> **What you need to do**:
Every record must be repeated exactly, with no omission.

> **Listing**:
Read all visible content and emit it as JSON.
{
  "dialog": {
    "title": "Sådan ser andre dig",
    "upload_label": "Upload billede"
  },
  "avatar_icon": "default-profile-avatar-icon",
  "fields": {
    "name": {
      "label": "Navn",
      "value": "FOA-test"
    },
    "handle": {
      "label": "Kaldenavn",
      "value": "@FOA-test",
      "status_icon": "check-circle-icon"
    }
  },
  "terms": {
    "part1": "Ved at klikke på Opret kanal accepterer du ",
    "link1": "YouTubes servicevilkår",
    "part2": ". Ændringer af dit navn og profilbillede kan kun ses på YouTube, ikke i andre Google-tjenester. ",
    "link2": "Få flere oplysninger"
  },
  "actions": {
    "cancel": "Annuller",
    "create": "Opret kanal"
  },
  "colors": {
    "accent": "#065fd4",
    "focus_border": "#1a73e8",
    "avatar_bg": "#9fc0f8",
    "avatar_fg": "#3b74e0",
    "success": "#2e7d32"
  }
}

> **Full output**:
Read all visible content and emit it as JSON.
{
  "dialog": {
    "title": "Sådan ser andre dig",
    "upload_label": "Upload billede"
  },
  "avatar_icon": "default-profile-avatar-icon",
  "fields": {
    "name": {
      "label": "Navn",
      "value": "FOA-test"
    },
    "handle": {
      "label": "Kaldenavn",
      "value": "@FOA-test",
      "status_icon": "check-circle-icon"
    }
  },
  "terms": {
    "part1": "Ved at klikke på Opret kanal accepterer du ",
    "link1": "YouTubes servicevilkår",
    "part2": ". Ændringer af dit navn og profilbillede kan kun ses på YouTube, ikke i andre Google-tjenester. ",
    "link2": "Få flere oplysninger"
  },
  "actions": {
    "cancel": "Annuller",
    "create": "Opret kanal"
  },
  "colors": {
    "accent": "#065fd4",
    "focus_border": "#1a73e8",
    "avatar_bg": "#9fc0f8",
    "avatar_fg": "#3b74e0",
    "success": "#2e7d32"
  }
}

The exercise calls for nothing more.